***** Raw records *****
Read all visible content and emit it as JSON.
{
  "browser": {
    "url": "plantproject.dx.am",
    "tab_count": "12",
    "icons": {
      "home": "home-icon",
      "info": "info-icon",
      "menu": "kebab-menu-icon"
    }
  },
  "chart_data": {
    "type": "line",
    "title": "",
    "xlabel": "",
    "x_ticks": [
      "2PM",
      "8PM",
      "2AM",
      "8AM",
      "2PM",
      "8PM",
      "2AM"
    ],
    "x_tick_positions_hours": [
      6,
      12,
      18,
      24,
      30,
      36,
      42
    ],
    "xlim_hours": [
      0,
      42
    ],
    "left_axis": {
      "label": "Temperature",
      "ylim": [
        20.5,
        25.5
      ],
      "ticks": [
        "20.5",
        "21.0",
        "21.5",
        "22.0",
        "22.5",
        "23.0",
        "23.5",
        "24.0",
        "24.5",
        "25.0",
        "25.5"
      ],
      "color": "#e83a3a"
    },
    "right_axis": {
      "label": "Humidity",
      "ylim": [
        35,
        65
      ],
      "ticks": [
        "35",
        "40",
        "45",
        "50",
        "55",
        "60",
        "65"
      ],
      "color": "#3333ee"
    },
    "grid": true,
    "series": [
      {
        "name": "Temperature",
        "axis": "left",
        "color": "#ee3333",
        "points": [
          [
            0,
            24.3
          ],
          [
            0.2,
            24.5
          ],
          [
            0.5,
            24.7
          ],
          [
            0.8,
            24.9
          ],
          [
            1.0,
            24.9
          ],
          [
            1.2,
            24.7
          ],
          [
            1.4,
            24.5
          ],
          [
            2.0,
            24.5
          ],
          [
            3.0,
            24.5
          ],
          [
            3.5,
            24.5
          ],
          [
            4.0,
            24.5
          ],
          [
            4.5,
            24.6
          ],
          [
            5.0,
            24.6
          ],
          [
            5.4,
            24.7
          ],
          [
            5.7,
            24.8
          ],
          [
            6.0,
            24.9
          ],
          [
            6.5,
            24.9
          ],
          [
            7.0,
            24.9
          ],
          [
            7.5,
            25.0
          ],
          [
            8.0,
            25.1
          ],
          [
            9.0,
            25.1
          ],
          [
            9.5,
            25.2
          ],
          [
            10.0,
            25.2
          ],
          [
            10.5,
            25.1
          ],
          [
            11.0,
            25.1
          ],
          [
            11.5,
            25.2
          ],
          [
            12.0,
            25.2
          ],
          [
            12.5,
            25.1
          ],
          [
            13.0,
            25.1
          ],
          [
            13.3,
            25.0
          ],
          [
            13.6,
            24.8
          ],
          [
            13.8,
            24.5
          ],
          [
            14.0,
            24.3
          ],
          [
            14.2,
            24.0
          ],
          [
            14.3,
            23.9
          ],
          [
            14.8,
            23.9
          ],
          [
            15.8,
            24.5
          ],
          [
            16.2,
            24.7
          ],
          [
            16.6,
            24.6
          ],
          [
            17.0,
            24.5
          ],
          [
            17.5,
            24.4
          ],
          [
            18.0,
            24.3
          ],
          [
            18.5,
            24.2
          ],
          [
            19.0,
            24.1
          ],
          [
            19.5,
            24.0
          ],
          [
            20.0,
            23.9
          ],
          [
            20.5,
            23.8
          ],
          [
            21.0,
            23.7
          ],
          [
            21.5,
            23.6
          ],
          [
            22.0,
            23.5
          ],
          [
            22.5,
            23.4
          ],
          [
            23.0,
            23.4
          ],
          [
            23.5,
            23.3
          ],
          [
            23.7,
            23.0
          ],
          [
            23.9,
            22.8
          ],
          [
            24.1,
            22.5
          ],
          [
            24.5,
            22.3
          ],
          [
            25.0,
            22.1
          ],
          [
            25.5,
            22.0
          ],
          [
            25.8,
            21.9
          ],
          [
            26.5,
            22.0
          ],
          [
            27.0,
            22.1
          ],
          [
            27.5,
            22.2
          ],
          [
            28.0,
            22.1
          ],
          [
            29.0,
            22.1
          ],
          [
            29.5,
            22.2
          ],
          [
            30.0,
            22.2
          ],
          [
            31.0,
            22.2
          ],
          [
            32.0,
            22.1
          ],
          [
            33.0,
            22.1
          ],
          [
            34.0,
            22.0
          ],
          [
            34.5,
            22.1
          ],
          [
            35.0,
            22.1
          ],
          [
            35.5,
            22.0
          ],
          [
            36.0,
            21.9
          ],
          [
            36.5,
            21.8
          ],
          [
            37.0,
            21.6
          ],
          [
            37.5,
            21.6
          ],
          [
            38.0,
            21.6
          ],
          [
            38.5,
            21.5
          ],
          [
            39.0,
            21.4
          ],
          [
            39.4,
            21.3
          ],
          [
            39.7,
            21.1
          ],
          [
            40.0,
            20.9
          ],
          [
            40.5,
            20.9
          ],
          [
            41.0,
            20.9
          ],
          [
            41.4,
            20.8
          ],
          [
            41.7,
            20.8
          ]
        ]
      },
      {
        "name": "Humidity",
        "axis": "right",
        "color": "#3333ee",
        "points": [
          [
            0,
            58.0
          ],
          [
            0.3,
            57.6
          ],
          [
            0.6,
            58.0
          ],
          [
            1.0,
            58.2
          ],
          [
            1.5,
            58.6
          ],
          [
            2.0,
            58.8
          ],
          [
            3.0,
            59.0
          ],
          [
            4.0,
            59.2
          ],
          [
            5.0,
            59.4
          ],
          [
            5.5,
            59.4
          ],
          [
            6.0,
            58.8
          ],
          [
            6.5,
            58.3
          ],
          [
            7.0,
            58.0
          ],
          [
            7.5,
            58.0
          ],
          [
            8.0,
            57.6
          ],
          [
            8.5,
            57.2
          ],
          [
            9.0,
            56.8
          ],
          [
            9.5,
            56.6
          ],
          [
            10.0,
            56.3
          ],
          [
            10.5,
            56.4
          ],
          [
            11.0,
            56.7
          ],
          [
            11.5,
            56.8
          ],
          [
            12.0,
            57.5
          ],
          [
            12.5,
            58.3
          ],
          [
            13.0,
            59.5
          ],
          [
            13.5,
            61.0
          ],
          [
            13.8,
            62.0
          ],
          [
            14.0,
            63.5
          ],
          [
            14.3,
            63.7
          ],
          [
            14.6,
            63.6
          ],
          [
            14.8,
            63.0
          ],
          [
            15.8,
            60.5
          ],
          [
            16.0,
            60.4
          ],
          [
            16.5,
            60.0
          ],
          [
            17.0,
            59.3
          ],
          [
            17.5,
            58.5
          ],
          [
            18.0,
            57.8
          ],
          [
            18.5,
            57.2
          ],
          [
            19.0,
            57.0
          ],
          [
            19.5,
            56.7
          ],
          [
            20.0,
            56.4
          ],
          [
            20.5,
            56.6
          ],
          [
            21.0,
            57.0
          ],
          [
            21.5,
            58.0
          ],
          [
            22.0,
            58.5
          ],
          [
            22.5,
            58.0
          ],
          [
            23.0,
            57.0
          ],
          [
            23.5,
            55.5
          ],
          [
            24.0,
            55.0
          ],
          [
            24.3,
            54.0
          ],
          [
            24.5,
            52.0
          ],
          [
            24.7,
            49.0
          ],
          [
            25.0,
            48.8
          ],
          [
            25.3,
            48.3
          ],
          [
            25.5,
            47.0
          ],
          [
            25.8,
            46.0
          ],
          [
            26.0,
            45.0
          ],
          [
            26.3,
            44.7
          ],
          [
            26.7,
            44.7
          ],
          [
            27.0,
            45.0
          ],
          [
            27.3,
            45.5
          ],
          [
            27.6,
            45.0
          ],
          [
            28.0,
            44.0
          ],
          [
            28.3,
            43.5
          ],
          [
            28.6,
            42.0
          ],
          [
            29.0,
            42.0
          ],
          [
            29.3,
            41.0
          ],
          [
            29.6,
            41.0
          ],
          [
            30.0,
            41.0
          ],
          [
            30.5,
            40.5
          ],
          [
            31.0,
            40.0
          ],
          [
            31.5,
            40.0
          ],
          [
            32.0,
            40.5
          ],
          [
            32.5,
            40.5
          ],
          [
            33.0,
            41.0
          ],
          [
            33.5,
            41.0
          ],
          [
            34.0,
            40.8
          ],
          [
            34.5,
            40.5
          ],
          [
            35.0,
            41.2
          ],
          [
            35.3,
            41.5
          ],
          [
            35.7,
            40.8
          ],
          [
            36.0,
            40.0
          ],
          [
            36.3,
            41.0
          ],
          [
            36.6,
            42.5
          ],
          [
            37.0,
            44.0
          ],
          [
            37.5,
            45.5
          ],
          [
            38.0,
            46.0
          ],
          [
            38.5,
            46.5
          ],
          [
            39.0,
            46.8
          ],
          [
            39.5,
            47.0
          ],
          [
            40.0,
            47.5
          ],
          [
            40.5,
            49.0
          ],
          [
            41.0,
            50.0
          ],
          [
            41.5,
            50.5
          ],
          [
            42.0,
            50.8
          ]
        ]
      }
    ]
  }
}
*****
_Exercise brief_
Where a line of the data holds "Temperature", show that line.

_Answer to this exercise_
      "label": "Temperature",
        "name": "Temperature",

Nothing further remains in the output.